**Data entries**
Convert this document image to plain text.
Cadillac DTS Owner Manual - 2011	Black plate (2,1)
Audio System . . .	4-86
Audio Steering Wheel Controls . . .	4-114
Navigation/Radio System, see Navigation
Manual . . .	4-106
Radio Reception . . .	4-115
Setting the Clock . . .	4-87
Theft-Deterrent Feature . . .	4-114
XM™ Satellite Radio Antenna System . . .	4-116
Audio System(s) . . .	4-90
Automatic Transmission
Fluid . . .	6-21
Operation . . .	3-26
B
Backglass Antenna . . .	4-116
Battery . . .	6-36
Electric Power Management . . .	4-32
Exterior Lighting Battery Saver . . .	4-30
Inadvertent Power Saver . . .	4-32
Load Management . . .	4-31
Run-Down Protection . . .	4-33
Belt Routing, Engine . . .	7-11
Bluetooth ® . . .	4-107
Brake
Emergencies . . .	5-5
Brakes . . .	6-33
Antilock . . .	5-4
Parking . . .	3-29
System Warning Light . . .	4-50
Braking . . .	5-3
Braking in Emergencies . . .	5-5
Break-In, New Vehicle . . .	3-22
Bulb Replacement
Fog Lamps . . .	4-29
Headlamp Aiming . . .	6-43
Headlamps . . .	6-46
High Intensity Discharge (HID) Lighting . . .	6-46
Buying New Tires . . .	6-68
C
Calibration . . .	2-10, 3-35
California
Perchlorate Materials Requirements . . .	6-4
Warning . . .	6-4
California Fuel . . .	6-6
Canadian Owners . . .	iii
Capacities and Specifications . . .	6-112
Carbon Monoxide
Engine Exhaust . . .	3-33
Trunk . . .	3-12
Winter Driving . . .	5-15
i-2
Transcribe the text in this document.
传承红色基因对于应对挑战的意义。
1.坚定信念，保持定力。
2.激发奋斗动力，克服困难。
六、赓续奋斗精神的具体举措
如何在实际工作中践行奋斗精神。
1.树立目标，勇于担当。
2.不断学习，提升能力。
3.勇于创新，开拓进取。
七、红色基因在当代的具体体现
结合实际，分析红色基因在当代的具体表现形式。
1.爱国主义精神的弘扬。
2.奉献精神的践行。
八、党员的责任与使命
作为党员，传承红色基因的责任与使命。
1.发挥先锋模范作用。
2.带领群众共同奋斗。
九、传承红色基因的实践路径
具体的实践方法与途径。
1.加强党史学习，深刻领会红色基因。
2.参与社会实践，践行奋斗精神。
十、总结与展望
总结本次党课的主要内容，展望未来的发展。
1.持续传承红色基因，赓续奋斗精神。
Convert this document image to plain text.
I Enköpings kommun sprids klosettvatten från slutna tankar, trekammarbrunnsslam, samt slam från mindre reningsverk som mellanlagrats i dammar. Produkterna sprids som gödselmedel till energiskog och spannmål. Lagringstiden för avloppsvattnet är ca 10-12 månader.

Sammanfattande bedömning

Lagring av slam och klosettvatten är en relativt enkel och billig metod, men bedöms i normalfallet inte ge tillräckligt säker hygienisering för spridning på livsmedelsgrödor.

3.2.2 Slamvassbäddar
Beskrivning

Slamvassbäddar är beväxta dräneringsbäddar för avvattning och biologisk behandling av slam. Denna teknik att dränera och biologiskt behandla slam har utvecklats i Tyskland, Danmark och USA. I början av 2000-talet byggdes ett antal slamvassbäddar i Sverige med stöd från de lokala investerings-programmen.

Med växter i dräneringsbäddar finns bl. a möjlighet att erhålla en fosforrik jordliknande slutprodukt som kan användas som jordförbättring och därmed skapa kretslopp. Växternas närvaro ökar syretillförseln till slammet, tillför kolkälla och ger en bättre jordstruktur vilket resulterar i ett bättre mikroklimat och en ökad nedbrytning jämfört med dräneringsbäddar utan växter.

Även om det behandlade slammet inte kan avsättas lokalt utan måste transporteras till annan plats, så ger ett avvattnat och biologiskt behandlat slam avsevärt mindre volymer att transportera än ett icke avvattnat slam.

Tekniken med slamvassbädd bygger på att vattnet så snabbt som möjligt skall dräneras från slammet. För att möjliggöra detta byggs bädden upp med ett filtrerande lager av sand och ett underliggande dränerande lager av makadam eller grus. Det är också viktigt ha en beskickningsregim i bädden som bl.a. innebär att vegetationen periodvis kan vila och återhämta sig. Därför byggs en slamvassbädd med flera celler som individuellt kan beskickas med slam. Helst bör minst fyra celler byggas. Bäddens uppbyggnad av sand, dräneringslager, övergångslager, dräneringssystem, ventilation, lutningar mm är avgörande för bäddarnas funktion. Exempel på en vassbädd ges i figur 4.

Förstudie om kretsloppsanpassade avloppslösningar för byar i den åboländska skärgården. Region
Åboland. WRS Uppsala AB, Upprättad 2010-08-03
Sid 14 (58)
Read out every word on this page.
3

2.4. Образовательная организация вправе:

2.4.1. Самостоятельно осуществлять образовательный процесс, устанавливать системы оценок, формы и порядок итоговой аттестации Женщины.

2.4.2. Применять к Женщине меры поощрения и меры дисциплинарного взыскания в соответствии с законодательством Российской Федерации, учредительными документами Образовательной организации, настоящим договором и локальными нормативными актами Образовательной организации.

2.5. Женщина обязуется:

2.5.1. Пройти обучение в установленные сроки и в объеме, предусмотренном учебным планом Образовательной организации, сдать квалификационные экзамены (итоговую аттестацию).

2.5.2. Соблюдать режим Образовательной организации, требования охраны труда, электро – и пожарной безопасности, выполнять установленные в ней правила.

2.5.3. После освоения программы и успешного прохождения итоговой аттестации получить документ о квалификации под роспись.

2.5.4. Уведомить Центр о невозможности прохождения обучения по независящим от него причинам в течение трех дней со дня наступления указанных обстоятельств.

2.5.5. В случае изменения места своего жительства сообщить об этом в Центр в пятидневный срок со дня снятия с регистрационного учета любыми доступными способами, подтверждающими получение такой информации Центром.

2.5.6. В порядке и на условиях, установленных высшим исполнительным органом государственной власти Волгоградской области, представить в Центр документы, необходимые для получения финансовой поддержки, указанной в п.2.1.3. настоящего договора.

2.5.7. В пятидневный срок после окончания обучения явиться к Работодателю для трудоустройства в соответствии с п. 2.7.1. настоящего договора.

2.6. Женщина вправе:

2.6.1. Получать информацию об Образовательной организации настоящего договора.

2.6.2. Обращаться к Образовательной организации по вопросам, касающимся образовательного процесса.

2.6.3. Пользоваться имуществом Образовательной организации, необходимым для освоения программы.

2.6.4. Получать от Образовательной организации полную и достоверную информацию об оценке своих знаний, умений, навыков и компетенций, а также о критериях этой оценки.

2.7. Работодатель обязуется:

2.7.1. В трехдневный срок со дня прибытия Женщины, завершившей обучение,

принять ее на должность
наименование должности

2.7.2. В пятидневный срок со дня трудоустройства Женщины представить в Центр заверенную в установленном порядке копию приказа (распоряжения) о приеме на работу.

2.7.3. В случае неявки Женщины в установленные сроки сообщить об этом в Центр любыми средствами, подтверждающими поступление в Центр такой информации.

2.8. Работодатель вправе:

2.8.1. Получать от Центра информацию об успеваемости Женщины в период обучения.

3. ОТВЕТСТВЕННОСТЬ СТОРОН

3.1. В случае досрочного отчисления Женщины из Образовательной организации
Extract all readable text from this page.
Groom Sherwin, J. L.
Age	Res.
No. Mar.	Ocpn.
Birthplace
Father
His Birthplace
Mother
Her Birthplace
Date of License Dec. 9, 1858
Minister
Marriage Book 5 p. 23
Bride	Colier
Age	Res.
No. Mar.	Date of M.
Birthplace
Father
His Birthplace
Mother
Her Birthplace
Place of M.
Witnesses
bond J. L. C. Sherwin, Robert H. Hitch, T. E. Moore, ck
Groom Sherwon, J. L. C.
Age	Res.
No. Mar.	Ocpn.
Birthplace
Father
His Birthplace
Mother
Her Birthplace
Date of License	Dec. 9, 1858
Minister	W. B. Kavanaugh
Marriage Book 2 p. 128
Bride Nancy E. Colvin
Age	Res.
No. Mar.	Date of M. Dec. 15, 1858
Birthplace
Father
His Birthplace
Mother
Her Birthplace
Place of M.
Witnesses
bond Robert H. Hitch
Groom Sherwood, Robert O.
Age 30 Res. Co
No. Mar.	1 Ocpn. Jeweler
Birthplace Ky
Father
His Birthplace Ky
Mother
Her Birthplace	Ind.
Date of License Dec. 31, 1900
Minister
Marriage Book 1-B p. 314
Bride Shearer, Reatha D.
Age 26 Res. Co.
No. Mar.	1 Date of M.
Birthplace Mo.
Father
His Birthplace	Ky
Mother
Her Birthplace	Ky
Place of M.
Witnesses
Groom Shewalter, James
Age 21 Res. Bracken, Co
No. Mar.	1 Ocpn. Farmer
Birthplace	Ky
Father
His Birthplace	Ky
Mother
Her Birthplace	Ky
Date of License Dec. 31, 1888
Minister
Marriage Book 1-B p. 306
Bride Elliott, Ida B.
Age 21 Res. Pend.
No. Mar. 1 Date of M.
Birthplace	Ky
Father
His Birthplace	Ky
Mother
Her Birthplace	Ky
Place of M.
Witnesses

**Exercise description**
Provide the number of lines in these entries that hold the word "сроки", without any accompanying text.

**Answer to this problem**
2